[Data listing]
• • • •
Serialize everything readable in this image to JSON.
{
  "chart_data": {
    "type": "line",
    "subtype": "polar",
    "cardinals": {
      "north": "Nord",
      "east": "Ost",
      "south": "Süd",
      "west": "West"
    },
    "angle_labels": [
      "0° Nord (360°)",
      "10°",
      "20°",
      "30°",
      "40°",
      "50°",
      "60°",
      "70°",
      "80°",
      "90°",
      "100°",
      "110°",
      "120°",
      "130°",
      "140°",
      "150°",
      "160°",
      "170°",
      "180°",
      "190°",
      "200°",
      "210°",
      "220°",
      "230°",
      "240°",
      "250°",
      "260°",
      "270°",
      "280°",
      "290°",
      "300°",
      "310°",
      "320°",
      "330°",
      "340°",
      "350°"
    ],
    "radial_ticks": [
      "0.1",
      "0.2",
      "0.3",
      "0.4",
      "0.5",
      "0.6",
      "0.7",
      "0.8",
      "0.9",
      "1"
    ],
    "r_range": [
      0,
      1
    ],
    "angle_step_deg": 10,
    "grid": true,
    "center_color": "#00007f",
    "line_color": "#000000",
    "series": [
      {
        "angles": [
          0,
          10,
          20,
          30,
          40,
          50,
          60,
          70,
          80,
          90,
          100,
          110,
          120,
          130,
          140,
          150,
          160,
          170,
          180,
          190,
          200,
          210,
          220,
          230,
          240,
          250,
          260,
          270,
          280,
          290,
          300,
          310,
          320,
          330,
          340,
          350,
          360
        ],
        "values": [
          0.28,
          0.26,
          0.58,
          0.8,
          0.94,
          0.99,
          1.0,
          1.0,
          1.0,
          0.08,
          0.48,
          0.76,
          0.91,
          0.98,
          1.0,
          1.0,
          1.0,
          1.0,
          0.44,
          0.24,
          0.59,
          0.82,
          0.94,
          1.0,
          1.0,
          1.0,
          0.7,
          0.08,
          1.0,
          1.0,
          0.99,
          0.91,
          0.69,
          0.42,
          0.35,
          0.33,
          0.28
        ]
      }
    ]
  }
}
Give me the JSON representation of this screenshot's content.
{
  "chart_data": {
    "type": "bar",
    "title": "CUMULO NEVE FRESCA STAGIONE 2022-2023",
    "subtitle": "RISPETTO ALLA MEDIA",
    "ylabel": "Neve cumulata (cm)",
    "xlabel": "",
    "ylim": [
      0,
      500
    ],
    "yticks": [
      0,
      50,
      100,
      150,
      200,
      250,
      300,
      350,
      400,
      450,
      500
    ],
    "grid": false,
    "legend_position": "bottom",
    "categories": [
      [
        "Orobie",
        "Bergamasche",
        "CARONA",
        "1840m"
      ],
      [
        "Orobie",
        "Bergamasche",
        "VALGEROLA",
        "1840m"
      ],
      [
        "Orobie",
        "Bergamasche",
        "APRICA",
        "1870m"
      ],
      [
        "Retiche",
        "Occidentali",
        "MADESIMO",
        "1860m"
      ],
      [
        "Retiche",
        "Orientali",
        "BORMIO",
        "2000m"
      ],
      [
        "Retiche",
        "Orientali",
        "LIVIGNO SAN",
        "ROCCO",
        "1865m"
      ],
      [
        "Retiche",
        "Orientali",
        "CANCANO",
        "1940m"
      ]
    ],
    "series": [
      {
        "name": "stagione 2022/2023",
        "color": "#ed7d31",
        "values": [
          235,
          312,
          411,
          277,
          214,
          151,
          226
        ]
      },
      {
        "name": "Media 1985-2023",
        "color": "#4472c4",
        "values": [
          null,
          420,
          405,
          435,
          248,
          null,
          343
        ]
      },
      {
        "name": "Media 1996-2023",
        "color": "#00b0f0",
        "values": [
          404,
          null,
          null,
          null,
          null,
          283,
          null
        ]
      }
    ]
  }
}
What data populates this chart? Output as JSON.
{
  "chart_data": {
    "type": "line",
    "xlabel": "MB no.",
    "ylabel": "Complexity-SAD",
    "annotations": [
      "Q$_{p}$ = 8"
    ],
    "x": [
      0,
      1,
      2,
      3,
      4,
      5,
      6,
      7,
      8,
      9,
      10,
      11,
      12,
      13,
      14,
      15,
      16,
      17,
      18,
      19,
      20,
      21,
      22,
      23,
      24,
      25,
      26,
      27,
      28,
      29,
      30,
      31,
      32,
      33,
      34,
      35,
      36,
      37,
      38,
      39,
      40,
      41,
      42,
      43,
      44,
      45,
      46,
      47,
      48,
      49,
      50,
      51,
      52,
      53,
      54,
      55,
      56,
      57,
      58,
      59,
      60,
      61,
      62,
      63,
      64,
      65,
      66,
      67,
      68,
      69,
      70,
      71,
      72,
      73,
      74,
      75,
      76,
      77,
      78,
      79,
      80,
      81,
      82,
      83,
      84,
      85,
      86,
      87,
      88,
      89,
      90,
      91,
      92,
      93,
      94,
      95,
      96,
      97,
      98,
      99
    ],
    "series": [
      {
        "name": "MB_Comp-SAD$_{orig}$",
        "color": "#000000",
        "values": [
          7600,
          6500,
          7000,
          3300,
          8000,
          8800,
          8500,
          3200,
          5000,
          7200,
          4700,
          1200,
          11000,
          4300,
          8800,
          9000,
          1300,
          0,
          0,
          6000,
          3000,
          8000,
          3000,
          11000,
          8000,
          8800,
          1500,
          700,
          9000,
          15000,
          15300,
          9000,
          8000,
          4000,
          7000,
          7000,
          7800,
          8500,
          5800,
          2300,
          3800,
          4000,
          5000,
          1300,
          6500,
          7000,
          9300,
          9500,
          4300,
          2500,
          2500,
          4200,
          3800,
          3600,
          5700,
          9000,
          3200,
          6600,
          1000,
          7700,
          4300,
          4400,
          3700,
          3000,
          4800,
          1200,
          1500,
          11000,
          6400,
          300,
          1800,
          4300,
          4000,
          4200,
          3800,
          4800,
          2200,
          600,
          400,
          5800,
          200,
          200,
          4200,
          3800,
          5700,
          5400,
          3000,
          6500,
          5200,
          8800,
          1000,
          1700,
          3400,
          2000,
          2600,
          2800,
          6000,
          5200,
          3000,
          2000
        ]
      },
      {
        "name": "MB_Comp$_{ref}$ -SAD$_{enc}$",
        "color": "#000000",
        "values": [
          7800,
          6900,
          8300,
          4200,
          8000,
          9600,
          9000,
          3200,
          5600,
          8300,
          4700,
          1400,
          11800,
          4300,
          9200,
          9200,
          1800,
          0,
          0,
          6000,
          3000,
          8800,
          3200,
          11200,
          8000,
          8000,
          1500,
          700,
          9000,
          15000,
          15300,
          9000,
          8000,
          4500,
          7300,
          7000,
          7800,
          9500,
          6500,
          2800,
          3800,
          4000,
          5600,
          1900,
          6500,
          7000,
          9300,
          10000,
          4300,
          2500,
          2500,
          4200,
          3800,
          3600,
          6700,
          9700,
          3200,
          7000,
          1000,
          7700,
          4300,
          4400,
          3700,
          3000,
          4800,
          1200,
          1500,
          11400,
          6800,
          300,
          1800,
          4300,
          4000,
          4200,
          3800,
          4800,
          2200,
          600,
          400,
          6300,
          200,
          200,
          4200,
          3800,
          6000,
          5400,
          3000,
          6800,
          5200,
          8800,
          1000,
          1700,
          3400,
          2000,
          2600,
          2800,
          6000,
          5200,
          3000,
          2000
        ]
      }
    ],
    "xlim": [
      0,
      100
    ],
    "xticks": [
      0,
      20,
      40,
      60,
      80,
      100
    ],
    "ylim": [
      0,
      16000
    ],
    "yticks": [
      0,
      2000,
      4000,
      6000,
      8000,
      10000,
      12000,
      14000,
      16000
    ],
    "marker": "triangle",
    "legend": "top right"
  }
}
• • • •
[DIRECTIONS]
Write out all records exactly, keeping every detail.

[RESULT FOR THIS TASK]
Serialize everything readable in this image to JSON.
{
  "chart_data": {
    "type": "line",
    "subtype": "polar",
    "cardinals": {
      "north": "Nord",
      "east": "Ost",
      "south": "Süd",
      "west": "West"
    },
    "angle_labels": [
      "0° Nord (360°)",
      "10°",
      "20°",
      "30°",
      "40°",
      "50°",
      "60°",
      "70°",
      "80°",
      "90°",
      "100°",
      "110°",
      "120°",
      "130°",
      "140°",
      "150°",
      "160°",
      "170°",
      "180°",
      "190°",
      "200°",
      "210°",
      "220°",
      "230°",
      "240°",
      "250°",
      "260°",
      "270°",
      "280°",
      "290°",
      "300°",
      "310°",
      "320°",
      "330°",
      "340°",
      "350°"
    ],
    "radial_ticks": [
      "0.1",
      "0.2",
      "0.3",
      "0.4",
      "0.5",
      "0.6",
      "0.7",
      "0.8",
      "0.9",
      "1"
    ],
    "r_range": [
      0,
      1
    ],
    "angle_step_deg": 10,
    "grid": true,
    "center_color": "#00007f",
    "line_color": "#000000",
    "series": [
      {
        "angles": [
          0,
          10,
          20,
          30,
          40,
          50,
          60,
          70,
          80,
          90,
          100,
          110,
          120,
          130,
          140,
          150,
          160,
          170,
          180,
          190,
          200,
          210,
          220,
          230,
          240,
          250,
          260,
          270,
          280,
          290,
          300,
          310,
          320,
          330,
          340,
          350,
          360
        ],
        "values": [
          0.28,
          0.26,
          0.58,
          0.8,
          0.94,
          0.99,
          1.0,
          1.0,
          1.0,
          0.08,
          0.48,
          0.76,
          0.91,
          0.98,
          1.0,
          1.0,
          1.0,
          1.0,
          0.44,
          0.24,
          0.59,
          0.82,
          0.94,
          1.0,
          1.0,
          1.0,
          0.7,
          0.08,
          1.0,
          1.0,
          0.99,
          0.91,
          0.69,
          0.42,
          0.35,
          0.33,
          0.28
        ]
      }
    ]
  }
}
Give me the JSON representation of this screenshot's content.
{
  "chart_data": {
    "type": "bar",
    "title": "CUMULO NEVE FRESCA STAGIONE 2022-2023",
    "subtitle": "RISPETTO ALLA MEDIA",
    "ylabel": "Neve cumulata (cm)",
    "xlabel": "",
    "ylim": [
      0,
      500
    ],
    "yticks": [
      0,
      50,
      100,
      150,
      200,
      250,
      300,
      350,
      400,
      450,
      500
    ],
    "grid": false,
    "legend_position": "bottom",
    "categories": [
      [
        "Orobie",
        "Bergamasche",
        "CARONA",
        "1840m"
      ],
      [
        "Orobie",
        "Bergamasche",
        "VALGEROLA",
        "1840m"
      ],
      [
        "Orobie",
        "Bergamasche",
        "APRICA",
        "1870m"
      ],
      [
        "Retiche",
        "Occidentali",
        "MADESIMO",
        "1860m"
      ],
      [
        "Retiche",
        "Orientali",
        "BORMIO",
        "2000m"
      ],
      [
        "Retiche",
        "Orientali",
        "LIVIGNO SAN",
        "ROCCO",
        "1865m"
      ],
      [
        "Retiche",
        "Orientali",
        "CANCANO",
        "1940m"
      ]
    ],
    "series": [
      {
        "name": "stagione 2022/2023",
        "color": "#ed7d31",
        "values": [
          235,
          312,
          411,
          277,
          214,
          151,
          226
        ]
      },
      {
        "name": "Media 1985-2023",
        "color": "#4472c4",
        "values": [
          null,
          420,
          405,
          435,
          248,
          null,
          343
        ]
      },
      {
        "name": "Media 1996-2023",
        "color": "#00b0f0",
        "values": [
          404,
          null,
          null,
          null,
          null,
          283,
          null
        ]
      }
    ]
  }
}
What data populates this chart? Output as JSON.
{
  "chart_data": {
    "type": "line",
    "xlabel": "MB no.",
    "ylabel": "Complexity-SAD",
    "annotations": [
      "Q$_{p}$ = 8"
    ],
    "x": [
      0,
      1,
      2,
      3,
      4,
      5,
      6,
      7,
      8,
      9,
      10,
      11,
      12,
      13,
      14,
      15,
      16,
      17,
      18,
      19,
      20,
      21,
      22,
      23,
      24,
      25,
      26,
      27,
      28,
      29,
      30,
      31,
      32,
      33,
      34,
      35,
      36,
      37,
      38,
      39,
      40,
      41,
      42,
      43,
      44,
      45,
      46,
      47,
      48,
      49,
      50,
      51,
      52,
      53,
      54,
      55,
      56,
      57,
      58,
      59,
      60,
      61,
      62,
      63,
      64,
      65,
      66,
      67,
      68,
      69,
      70,
      71,
      72,
      73,
      74,
      75,
      76,
      77,
      78,
      79,
      80,
      81,
      82,
      83,
      84,
      85,
      86,
      87,
      88,
      89,
      90,
      91,
      92,
      93,
      94,
      95,
      96,
      97,
      98,
      99
    ],
    "series": [
      {
        "name": "MB_Comp-SAD$_{orig}$",
        "color": "#000000",
        "values": [
          7600,
          6500,
          7000,
          3300,
          8000,
          8800,
          8500,
          3200,
          5000,
          7200,
          4700,
          1200,
          11000,
          4300,
          8800,
          9000,
          1300,
          0,
          0,
          6000,
          3000,
          8000,
          3000,
          11000,
          8000,
          8800,
          1500,
          700,
          9000,
          15000,
          15300,
          9000,
          8000,
          4000,
          7000,
          7000,
          7800,
          8500,
          5800,
          2300,
          3800,
          4000,
          5000,
          1300,
          6500,
          7000,
          9300,
          9500,
          4300,
          2500,
          2500,
          4200,
          3800,
          3600,
          5700,
          9000,
          3200,
          6600,
          1000,
          7700,
          4300,
          4400,
          3700,
          3000,
          4800,
          1200,
          1500,
          11000,
          6400,
          300,
          1800,
          4300,
          4000,
          4200,
          3800,
          4800,
          2200,
          600,
          400,
          5800,
          200,
          200,
          4200,
          3800,
          5700,
          5400,
          3000,
          6500,
          5200,
          8800,
          1000,
          1700,
          3400,
          2000,
          2600,
          2800,
          6000,
          5200,
          3000,
          2000
        ]
      },
      {
        "name": "MB_Comp$_{ref}$ -SAD$_{enc}$",
        "color": "#000000",
        "values": [
          7800,
          6900,
          8300,
          4200,
          8000,
          9600,
          9000,
          3200,
          5600,
          8300,
          4700,
          1400,
          11800,
          4300,
          9200,
          9200,
          1800,
          0,
          0,
          6000,
          3000,
          8800,
          3200,
          11200,
          8000,
          8000,
          1500,
          700,
          9000,
          15000,
          15300,
          9000,
          8000,
          4500,
          7300,
          7000,
          7800,
          9500,
          6500,
          2800,
          3800,
          4000,
          5600,
          1900,
          6500,
          7000,
          9300,
          10000,
          4300,
          2500,
          2500,
          4200,
          3800,
          3600,
          6700,
          9700,
          3200,
          7000,
          1000,
          7700,
          4300,
          4400,
          3700,
          3000,
          4800,
          1200,
          1500,
          11400,
          6800,
          300,
          1800,
          4300,
          4000,
          4200,
          3800,
          4800,
          2200,
          600,
          400,
          6300,
          200,
          200,
          4200,
          3800,
          6000,
          5400,
          3000,
          6800,
          5200,
          8800,
          1000,
          1700,
          3400,
          2000,
          2600,
          2800,
          6000,
          5200,
          3000,
          2000
        ]
      }
    ],
    "xlim": [
      0,
      100
    ],
    "xticks": [
      0,
      20,
      40,
      60,
      80,
      100
    ],
    "ylim": [
      0,
      16000
    ],
    "yticks": [
      0,
      2000,
      4000,
      6000,
      8000,
      10000,
      12000,
      14000,
      16000
    ],
    "marker": "triangle",
    "legend": "top right"
  }
}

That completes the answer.